Return only the count of lines in which the word "Metals" appears.

-- start MATERIAL FOR THE TASK --

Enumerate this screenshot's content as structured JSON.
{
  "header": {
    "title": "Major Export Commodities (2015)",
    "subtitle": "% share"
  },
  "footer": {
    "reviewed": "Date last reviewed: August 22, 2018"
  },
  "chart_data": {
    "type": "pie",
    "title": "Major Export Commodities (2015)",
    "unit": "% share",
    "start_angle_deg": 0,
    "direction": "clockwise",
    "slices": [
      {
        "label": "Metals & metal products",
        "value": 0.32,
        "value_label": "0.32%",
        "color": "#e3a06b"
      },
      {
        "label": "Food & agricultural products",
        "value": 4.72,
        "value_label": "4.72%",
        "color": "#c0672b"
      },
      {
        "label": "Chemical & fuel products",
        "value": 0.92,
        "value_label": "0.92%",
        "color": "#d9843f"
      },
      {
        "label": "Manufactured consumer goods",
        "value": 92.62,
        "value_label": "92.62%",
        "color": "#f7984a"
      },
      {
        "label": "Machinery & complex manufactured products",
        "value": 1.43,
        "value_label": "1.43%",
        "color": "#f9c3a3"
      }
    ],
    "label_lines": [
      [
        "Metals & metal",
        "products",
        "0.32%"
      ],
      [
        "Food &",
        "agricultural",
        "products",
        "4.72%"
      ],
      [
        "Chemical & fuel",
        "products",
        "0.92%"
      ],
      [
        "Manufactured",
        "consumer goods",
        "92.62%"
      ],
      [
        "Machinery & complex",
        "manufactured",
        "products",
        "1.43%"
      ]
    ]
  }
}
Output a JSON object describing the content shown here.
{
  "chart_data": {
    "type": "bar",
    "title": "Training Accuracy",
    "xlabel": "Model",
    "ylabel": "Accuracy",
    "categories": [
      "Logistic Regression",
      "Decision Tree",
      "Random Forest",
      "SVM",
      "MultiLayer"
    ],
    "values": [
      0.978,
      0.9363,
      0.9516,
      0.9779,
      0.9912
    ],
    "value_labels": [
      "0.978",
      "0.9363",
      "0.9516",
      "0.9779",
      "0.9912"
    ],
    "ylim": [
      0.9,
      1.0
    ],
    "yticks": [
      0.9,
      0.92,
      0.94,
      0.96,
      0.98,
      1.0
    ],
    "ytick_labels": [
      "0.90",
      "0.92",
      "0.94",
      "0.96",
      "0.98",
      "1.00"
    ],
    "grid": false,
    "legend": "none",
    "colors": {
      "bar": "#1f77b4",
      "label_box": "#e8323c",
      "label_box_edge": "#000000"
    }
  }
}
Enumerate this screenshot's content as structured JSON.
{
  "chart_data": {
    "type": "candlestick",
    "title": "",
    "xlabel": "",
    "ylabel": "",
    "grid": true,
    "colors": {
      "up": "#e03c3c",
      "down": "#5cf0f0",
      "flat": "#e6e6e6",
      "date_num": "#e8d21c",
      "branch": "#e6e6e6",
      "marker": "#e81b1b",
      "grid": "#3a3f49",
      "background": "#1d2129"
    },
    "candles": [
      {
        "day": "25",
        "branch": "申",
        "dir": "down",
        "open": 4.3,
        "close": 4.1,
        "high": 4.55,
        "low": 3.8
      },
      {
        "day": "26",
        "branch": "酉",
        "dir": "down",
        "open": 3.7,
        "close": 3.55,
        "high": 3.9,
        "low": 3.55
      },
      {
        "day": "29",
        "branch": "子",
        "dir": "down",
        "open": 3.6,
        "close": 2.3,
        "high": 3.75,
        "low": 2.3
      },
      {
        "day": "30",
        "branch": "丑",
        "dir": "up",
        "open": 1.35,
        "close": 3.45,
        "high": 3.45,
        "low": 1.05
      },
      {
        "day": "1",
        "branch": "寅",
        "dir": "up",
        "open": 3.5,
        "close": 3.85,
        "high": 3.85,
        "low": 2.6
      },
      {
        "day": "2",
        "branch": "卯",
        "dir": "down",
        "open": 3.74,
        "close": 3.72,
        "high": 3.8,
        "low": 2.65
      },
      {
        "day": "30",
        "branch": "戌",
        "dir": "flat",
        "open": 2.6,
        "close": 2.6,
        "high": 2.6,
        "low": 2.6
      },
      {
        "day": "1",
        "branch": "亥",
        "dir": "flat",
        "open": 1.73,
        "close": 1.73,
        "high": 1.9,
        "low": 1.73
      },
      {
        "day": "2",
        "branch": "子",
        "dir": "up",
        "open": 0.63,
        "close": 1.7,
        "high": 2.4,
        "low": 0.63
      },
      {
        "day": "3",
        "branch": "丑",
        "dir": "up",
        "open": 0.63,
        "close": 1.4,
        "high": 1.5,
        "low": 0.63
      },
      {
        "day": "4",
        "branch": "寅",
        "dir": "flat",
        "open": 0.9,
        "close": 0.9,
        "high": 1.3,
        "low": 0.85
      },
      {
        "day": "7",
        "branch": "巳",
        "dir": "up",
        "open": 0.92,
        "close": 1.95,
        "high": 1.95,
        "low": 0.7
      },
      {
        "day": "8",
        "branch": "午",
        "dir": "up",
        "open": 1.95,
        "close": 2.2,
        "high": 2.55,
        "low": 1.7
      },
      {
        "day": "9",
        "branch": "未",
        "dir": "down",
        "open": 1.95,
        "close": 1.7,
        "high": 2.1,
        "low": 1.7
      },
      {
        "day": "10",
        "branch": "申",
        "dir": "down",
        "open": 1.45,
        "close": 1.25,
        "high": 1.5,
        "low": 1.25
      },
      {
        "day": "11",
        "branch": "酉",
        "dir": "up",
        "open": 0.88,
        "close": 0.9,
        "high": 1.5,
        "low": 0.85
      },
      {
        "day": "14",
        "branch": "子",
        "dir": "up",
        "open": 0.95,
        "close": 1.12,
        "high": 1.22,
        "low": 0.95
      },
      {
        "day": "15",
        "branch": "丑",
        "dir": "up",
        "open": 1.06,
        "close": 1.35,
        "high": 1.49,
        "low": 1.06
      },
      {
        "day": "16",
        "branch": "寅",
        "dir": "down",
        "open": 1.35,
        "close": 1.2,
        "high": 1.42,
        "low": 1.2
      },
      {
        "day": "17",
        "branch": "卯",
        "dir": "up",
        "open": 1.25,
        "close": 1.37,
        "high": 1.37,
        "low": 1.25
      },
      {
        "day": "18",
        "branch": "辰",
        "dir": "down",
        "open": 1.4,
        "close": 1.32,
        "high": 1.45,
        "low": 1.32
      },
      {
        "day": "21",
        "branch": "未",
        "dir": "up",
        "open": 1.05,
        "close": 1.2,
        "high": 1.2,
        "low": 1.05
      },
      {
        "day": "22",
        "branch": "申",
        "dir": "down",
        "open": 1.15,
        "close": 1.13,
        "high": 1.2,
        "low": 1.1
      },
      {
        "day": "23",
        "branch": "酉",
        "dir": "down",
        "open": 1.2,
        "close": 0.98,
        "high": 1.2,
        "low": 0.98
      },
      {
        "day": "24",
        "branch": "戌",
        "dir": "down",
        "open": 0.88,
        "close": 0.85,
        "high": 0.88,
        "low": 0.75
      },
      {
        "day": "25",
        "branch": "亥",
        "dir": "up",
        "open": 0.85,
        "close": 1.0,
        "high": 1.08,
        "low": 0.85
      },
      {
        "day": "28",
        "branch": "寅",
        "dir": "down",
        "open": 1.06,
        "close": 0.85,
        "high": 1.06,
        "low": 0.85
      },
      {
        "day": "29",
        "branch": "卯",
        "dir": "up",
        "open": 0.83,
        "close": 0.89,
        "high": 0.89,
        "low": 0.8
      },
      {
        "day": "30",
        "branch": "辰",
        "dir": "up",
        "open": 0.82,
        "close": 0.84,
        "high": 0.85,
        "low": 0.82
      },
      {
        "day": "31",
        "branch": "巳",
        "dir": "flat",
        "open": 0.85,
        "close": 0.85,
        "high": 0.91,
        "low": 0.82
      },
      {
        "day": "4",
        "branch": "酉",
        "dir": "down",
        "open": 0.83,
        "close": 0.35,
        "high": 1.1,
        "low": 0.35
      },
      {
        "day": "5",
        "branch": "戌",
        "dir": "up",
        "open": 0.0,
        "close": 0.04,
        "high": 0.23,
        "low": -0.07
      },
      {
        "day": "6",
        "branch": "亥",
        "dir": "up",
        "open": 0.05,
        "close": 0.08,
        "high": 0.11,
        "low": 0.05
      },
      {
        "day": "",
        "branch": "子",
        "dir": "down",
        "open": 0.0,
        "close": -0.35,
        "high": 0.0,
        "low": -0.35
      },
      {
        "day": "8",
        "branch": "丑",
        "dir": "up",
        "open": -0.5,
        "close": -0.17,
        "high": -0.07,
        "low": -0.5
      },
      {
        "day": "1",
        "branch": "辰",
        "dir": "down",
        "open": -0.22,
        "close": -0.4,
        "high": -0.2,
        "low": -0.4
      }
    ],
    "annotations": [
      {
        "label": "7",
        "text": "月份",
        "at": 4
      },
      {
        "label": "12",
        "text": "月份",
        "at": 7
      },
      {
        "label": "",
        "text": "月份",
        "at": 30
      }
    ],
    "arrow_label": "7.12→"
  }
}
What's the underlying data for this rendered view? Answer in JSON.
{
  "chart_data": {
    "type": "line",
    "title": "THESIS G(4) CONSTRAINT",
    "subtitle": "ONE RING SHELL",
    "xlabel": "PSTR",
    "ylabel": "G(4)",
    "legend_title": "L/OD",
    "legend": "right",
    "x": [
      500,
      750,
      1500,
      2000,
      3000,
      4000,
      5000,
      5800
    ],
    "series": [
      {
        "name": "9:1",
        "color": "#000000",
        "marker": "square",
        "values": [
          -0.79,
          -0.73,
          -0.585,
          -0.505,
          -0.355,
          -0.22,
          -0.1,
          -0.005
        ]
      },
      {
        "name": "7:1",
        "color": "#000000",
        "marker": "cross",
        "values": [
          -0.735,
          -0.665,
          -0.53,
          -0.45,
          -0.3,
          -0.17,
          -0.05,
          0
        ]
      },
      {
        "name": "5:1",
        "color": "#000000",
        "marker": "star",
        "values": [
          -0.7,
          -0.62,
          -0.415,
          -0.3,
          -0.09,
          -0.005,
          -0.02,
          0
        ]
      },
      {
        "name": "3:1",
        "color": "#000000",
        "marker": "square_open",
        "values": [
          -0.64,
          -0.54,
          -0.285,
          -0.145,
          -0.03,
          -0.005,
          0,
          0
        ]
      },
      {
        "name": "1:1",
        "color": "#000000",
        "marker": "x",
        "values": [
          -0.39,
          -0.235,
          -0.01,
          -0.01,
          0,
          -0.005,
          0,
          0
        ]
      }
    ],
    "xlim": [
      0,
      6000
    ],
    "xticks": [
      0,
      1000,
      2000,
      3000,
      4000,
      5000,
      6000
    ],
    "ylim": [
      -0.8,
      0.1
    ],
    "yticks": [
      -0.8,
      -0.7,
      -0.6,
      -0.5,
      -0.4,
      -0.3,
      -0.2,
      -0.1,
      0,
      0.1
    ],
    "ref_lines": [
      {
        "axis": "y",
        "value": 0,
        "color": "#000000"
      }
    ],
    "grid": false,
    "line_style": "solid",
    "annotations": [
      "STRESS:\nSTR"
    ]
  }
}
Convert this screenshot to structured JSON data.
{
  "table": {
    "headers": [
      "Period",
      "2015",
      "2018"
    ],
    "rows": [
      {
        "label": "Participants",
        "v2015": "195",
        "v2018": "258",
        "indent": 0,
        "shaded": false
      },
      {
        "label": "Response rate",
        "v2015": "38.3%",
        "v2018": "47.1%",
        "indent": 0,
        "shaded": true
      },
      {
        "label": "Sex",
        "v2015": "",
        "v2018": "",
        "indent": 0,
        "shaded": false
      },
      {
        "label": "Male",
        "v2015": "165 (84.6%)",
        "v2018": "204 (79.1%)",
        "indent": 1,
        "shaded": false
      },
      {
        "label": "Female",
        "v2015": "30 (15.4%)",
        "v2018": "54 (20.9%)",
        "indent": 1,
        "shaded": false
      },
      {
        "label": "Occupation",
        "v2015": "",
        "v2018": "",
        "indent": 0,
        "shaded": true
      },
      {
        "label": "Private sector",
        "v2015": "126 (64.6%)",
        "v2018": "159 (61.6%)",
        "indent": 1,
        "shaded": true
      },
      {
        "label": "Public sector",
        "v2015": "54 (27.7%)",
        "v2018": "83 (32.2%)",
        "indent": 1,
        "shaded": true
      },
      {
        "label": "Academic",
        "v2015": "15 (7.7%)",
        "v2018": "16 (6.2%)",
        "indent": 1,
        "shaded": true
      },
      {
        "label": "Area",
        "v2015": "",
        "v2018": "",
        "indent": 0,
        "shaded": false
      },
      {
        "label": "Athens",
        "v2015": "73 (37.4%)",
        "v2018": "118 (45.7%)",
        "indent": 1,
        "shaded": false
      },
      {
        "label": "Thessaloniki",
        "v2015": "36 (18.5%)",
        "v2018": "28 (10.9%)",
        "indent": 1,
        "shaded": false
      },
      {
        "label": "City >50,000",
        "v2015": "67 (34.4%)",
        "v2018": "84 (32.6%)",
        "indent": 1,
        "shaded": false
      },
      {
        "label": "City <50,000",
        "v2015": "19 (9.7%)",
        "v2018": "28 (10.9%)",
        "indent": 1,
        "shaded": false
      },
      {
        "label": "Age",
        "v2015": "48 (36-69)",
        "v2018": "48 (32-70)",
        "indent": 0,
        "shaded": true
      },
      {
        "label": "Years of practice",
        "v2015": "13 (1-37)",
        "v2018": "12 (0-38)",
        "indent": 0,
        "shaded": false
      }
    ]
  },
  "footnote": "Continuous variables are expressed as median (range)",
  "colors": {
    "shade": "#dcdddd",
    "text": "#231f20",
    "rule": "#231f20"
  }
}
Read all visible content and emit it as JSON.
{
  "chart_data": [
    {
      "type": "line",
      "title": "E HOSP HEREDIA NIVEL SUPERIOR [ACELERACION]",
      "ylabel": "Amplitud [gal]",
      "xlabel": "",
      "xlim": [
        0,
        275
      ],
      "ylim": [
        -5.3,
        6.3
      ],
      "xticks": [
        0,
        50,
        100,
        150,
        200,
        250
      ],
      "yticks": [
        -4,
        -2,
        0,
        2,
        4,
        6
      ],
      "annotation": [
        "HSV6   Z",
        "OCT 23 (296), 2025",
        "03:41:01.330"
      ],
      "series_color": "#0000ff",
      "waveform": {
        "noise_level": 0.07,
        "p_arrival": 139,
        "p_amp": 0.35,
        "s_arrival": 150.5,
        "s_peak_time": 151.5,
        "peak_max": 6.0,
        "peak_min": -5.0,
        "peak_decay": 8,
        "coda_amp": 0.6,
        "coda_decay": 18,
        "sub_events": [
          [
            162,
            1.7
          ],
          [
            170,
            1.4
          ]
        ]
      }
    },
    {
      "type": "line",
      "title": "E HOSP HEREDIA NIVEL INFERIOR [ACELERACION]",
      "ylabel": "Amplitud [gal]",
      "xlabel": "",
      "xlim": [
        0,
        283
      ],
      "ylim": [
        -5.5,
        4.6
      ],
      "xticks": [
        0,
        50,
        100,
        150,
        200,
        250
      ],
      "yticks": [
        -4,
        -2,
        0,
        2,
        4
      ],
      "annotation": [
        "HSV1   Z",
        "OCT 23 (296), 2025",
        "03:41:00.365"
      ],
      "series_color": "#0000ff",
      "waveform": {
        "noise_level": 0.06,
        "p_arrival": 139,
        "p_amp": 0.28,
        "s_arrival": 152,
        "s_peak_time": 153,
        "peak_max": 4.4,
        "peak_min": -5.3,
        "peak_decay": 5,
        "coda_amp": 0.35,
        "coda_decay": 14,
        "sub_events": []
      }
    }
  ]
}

-- end MATERIAL FOR THE TASK --

_RESULT BELOW_
2